*** Items

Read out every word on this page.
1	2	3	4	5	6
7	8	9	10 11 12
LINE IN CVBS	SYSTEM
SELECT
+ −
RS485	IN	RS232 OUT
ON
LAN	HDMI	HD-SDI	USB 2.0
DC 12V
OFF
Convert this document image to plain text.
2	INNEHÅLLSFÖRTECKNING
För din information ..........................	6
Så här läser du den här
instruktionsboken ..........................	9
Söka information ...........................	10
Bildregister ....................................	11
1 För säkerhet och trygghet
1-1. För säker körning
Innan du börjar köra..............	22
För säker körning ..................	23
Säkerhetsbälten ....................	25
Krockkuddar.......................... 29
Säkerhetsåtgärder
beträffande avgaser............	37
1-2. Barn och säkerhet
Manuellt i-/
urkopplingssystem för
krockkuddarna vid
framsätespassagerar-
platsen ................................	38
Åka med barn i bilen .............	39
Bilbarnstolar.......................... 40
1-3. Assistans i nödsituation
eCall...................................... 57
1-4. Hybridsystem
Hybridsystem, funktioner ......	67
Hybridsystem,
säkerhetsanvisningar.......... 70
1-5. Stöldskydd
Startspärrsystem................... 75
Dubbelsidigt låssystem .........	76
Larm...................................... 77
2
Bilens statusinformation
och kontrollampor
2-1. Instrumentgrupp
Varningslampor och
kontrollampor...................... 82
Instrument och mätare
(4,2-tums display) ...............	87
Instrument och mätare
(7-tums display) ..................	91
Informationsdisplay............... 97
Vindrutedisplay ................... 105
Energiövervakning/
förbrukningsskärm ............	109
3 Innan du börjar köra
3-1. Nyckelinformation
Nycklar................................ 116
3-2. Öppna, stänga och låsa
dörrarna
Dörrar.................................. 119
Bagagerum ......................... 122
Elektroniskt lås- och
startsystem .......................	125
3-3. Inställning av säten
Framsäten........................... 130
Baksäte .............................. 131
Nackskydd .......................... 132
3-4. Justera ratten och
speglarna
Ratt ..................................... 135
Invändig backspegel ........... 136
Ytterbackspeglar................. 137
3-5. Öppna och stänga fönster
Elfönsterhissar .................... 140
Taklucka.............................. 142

******

Written task:
Retype all of the material, keeping each line exact.

Solution:
Read out every word on this page.
1	2	3	4	5	6
7	8	9	10 11 12
LINE IN CVBS	SYSTEM
SELECT
+ −
RS485	IN	RS232 OUT
ON
LAN	HDMI	HD-SDI	USB 2.0
DC 12V
OFF
Convert this document image to plain text.
2	INNEHÅLLSFÖRTECKNING
För din information ..........................	6
Så här läser du den här
instruktionsboken ..........................	9
Söka information ...........................	10
Bildregister ....................................	11
1 För säkerhet och trygghet
1-1. För säker körning
Innan du börjar köra..............	22
För säker körning ..................	23
Säkerhetsbälten ....................	25
Krockkuddar.......................... 29
Säkerhetsåtgärder
beträffande avgaser............	37
1-2. Barn och säkerhet
Manuellt i-/
urkopplingssystem för
krockkuddarna vid
framsätespassagerar-
platsen ................................	38
Åka med barn i bilen .............	39
Bilbarnstolar.......................... 40
1-3. Assistans i nödsituation
eCall...................................... 57
1-4. Hybridsystem
Hybridsystem, funktioner ......	67
Hybridsystem,
säkerhetsanvisningar.......... 70
1-5. Stöldskydd
Startspärrsystem................... 75
Dubbelsidigt låssystem .........	76
Larm...................................... 77
2
Bilens statusinformation
och kontrollampor
2-1. Instrumentgrupp
Varningslampor och
kontrollampor...................... 82
Instrument och mätare
(4,2-tums display) ...............	87
Instrument och mätare
(7-tums display) ..................	91
Informationsdisplay............... 97
Vindrutedisplay ................... 105
Energiövervakning/
förbrukningsskärm ............	109
3 Innan du börjar köra
3-1. Nyckelinformation
Nycklar................................ 116
3-2. Öppna, stänga och låsa
dörrarna
Dörrar.................................. 119
Bagagerum ......................... 122
Elektroniskt lås- och
startsystem .......................	125
3-3. Inställning av säten
Framsäten........................... 130
Baksäte .............................. 131
Nackskydd .......................... 132
3-4. Justera ratten och
speglarna
Ratt ..................................... 135
Invändig backspegel ........... 136
Ytterbackspeglar................. 137
3-5. Öppna och stänga fönster
Elfönsterhissar .................... 140
Taklucka.............................. 142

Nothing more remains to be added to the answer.